SELECTED EXTRACT:

◇ ◇ ◇ ◇ ◇ ◇ ◇

Mid-season Saturday at the beach

The weather has been top notch lately; and the forecast for the coming week is similarly reassuring. The sunrise and sunset are about the same time at 7:38 which nicely extends the rapture. This meant a jaunt to Lido Key today was in order. Having done so I am not convinced I am in a rush to return.  The beach was extremely busy. We are at the height of the season and judging by the crowds there appears to be little concern about the current pandemic. The advantage was there was plenty to distract – young couples routinely embracing themselves and swimming as though engaged in synchronized cycles, attentive couples and grandparents with gleefully screaming children, male and female students sporting their new and sometimes lubricious bathing costumes and tossing footballs and frisbees, various visitors of different races and languages (notably French, German and Eastern European).  I was within hearing distance of several colloquies – though admittedly only smatterings of each but sufficient to intrigue me. What I dislike about the beach here in particular is that the water is too shallow for too far; it doesn’t gather depth quickly enough for me.  I shall return to Longboat Key instead. This didn’t stop me from swimming numerous times throughout my four-hour sojourn. Nor did it diminish the pleasure of the children and the supervising parents.

My venture this morning was shamefully contaminated by having eaten far too much for breakfast. I not only went up to the trough, I got into it! Yesterday I made the mistake of getting bagels, Kerrygold butter and Teddie All Natural Smooth Unsalted peanut butter.  Oh, and did I mention the Premium Pecan fudge! Nor did this excess prevent me from having my customary sliced green apple and Brie cheese (a large wedge).  It’s sickness no doubt.  I was unable to purge myself of this surfeit by any amount of cycling or swimming.  It was only towards the end of the day that my sustained diet enabled my appetite for food to return with a more desirable interest; namely, veggies and fish – which await as I write.

◇ ◇ ◇ ◇ ◇ ◇ ◇

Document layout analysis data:
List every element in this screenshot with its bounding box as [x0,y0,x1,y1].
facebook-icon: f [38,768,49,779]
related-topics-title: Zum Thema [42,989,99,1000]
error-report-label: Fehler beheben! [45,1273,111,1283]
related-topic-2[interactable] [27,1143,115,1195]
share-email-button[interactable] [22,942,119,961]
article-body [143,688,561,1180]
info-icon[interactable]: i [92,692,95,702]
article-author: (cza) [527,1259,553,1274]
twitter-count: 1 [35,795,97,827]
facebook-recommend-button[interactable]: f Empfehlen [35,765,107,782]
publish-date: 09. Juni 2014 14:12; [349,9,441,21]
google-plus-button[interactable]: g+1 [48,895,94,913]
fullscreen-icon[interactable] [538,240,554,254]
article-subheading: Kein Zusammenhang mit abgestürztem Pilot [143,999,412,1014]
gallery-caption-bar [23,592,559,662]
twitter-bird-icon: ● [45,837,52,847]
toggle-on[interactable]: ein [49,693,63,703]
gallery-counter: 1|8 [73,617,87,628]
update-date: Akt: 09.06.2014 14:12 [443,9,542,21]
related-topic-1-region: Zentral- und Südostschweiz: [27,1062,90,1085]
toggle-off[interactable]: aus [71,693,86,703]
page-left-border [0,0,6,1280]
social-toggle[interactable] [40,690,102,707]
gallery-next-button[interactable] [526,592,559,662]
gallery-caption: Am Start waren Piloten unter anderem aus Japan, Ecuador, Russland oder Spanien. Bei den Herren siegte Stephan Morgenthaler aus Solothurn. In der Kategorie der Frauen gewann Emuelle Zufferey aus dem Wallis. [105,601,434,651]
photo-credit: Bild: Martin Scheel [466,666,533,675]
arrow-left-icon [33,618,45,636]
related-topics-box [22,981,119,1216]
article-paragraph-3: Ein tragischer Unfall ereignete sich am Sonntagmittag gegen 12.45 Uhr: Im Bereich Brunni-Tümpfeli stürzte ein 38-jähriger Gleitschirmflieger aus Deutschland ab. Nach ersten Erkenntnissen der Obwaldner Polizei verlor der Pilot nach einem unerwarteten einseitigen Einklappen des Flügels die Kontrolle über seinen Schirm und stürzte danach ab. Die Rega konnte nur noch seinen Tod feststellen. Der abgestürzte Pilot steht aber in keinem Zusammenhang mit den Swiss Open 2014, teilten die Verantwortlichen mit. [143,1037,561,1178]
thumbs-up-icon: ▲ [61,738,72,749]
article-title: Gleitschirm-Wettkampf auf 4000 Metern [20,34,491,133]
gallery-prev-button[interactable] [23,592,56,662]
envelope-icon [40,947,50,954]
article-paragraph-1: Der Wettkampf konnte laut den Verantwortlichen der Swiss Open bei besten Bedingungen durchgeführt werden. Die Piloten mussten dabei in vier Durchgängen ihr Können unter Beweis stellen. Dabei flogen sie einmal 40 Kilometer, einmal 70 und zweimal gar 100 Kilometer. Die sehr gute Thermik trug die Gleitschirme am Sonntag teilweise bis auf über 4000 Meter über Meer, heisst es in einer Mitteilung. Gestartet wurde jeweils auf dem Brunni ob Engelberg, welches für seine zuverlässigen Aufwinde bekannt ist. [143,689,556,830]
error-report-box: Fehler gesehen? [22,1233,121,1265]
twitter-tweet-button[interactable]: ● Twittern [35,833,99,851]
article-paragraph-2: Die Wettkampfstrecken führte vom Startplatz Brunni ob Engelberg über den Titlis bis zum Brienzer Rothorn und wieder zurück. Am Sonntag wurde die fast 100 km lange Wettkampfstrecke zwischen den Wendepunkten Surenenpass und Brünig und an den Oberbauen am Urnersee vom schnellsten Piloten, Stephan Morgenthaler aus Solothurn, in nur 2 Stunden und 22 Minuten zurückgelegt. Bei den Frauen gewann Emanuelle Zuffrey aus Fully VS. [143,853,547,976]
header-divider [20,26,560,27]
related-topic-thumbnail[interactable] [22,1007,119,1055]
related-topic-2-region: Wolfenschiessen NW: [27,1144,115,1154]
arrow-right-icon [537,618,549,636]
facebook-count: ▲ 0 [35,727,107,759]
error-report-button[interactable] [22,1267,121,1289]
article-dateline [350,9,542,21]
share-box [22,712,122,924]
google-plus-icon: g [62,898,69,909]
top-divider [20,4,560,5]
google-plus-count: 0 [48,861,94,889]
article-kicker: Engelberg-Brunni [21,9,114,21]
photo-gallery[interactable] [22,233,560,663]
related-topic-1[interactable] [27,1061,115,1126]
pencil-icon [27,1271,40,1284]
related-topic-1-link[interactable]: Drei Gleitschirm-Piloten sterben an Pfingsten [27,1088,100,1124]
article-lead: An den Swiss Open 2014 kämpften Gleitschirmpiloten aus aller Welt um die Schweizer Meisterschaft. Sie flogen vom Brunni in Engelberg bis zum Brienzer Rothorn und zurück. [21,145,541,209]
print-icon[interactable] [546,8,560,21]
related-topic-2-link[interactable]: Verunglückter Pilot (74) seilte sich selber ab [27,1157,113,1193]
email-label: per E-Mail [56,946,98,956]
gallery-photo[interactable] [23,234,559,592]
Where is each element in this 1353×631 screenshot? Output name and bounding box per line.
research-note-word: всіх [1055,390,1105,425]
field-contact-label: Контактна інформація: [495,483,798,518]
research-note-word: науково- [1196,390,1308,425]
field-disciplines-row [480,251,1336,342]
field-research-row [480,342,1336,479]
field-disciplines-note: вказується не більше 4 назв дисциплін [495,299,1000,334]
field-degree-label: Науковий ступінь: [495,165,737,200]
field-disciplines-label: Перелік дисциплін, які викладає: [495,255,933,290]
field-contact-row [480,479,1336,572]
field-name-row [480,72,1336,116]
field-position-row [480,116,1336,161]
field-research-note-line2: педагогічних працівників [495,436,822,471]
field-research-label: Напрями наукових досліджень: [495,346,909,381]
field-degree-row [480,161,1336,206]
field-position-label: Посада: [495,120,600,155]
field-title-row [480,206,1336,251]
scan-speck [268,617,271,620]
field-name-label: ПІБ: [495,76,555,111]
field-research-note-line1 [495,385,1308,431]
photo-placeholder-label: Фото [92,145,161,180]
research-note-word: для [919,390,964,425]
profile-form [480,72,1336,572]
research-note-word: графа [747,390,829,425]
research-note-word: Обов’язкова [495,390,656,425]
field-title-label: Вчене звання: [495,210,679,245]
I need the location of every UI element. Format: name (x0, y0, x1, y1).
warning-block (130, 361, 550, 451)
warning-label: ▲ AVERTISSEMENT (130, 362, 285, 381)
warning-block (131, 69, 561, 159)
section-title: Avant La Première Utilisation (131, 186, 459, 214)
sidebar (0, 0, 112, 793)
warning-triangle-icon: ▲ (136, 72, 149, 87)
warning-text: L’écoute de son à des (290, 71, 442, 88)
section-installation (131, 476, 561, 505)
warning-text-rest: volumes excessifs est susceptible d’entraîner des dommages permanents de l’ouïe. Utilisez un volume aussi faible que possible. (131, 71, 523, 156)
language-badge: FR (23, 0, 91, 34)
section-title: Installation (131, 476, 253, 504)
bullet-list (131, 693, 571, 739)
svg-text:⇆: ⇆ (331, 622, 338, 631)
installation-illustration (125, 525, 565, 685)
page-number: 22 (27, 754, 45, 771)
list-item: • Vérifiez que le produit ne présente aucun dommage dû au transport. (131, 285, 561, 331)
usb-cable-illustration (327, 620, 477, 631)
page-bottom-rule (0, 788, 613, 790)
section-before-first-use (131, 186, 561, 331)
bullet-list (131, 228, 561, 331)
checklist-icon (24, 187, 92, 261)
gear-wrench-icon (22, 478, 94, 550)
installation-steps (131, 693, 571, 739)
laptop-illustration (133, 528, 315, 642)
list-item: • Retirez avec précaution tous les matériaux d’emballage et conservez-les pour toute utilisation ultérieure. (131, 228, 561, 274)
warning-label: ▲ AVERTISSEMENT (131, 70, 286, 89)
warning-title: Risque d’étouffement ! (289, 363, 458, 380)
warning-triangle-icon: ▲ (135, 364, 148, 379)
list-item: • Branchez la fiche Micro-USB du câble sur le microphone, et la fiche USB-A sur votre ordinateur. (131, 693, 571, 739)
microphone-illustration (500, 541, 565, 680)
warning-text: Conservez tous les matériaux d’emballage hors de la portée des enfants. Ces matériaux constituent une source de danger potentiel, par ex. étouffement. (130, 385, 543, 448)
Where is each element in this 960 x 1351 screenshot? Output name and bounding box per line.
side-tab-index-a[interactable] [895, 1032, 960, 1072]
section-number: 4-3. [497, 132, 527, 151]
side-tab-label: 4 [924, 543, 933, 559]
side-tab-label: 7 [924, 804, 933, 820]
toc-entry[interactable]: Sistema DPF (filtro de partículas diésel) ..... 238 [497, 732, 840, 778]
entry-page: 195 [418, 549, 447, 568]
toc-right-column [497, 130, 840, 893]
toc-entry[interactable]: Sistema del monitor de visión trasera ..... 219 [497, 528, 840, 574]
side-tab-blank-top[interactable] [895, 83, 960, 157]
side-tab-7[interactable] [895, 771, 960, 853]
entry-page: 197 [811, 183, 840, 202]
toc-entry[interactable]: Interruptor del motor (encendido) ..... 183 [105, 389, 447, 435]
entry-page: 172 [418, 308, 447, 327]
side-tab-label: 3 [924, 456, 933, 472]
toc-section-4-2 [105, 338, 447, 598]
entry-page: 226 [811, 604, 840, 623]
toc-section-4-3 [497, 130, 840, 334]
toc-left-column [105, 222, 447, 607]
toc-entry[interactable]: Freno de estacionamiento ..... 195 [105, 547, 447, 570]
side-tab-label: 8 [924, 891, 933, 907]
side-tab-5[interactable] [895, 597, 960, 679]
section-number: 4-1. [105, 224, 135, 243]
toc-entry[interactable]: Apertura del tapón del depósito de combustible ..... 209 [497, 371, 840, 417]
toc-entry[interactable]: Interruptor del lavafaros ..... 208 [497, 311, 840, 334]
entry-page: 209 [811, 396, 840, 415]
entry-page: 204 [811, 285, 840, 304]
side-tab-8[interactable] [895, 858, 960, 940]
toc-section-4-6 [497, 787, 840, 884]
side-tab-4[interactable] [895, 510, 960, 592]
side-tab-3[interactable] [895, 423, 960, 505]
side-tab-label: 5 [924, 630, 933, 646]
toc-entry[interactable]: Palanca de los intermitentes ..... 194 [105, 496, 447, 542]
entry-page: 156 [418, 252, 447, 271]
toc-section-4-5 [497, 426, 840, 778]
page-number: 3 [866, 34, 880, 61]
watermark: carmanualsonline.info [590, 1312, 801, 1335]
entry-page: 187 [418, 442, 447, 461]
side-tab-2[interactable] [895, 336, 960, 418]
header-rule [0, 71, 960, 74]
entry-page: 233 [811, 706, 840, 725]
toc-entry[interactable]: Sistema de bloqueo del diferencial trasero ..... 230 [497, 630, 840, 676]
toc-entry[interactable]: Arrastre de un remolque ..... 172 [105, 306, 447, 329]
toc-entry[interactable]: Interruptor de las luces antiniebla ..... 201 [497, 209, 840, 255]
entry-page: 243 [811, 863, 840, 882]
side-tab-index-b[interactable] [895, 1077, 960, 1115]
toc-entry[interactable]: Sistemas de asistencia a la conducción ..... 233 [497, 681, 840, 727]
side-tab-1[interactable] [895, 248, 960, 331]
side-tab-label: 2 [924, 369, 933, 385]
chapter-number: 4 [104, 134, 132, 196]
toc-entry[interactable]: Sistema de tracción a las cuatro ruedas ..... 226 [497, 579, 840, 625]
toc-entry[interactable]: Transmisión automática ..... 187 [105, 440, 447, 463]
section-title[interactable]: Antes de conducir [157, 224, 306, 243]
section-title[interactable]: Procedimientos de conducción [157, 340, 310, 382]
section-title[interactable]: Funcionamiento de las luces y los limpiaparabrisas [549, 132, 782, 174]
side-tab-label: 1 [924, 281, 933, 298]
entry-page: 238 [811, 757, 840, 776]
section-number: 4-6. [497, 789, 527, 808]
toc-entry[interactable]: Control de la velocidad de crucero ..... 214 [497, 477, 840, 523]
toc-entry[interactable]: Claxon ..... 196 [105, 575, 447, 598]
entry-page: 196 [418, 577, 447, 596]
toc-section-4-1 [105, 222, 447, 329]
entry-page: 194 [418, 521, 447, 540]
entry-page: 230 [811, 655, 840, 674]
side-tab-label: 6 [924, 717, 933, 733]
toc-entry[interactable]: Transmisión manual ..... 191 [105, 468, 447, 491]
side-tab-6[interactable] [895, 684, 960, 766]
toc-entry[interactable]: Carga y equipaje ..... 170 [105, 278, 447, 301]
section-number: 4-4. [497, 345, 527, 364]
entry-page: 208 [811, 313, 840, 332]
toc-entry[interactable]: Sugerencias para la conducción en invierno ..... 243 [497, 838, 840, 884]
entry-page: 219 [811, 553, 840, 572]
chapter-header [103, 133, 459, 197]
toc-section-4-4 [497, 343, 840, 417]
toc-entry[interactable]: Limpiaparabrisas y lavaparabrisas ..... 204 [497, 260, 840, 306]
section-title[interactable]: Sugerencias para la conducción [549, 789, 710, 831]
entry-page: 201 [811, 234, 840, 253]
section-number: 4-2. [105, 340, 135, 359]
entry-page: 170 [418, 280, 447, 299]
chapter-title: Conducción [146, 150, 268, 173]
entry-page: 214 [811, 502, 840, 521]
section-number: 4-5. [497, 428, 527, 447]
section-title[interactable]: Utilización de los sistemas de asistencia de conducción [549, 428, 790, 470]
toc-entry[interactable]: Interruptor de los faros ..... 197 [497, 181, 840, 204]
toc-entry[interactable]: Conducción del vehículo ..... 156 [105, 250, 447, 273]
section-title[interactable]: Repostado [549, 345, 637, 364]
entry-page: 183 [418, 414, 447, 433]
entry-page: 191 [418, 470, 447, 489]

◇ ◇ ◇ ◇ ◇ ◇ ◇

QUESTIONS:
a. In the Lido Key beach post, which beach does the writer plan to go to instead of Lido Key?
b. Carry on the Lido Key beach post from its last sentence, in the same first-person voice.
You won't need the listing for this.

SOLVED TASKS:
a. Longboat Key.

b.
Anyway all that is by way of confession and exoneration. I arrived at the beach around 11:30 am having left Longboat Key across the draw bridge about 36 minutes previously (this according to my Apple Watch). There were already many people assembled nearby the shore but I had a choice of generous avenues from which to chose.  As the day progressed these avenues narrowed as more and more people arrived to set up camp.  The first to arrive next to me was a youngish good looking woman who was speaking volubly via FaceTime on speaker phone with a friend from Charleston which, judging by her accent, I assessed to be the place in South Carolina (not West Virginia). It took me a while to figure out that Gabby was her dog – whose society she distinctly missed and for whom her concern was unending. The woman was subsequently joined by a gentleman who appeared to be the male equivalent of the woman – that is, they both resembled those muscle builders who compete by adopting preposterous and sudden poses usually in front of an audience and cameras.  Both were noticeably well-developed, large bosoms and extraordinary calves.  He sadly reminded me of Popeye the Sailor, tiny waist, massive expanded chest – so contorted overall that the physique hindered his walking with a normal gait.

On the other side of me was an elderly woman elegantly covered in silk. She oddly sat looking into an umbrella which was propped on the beach at the shore between her and the sun.  Hence she was looking into a virtual cloud.  She spent the entire time speaking into her iPhone with papers assembled in front of her upon her knees.  I imagined that she was a writer, dictating a composition. It bothered me that she was so blatantly concealing herself from seeing anything around her – especially the lovely green water of the sea and the dome of blue with shimmering sunshine above. Patently not everyone is as committed as I to Sol.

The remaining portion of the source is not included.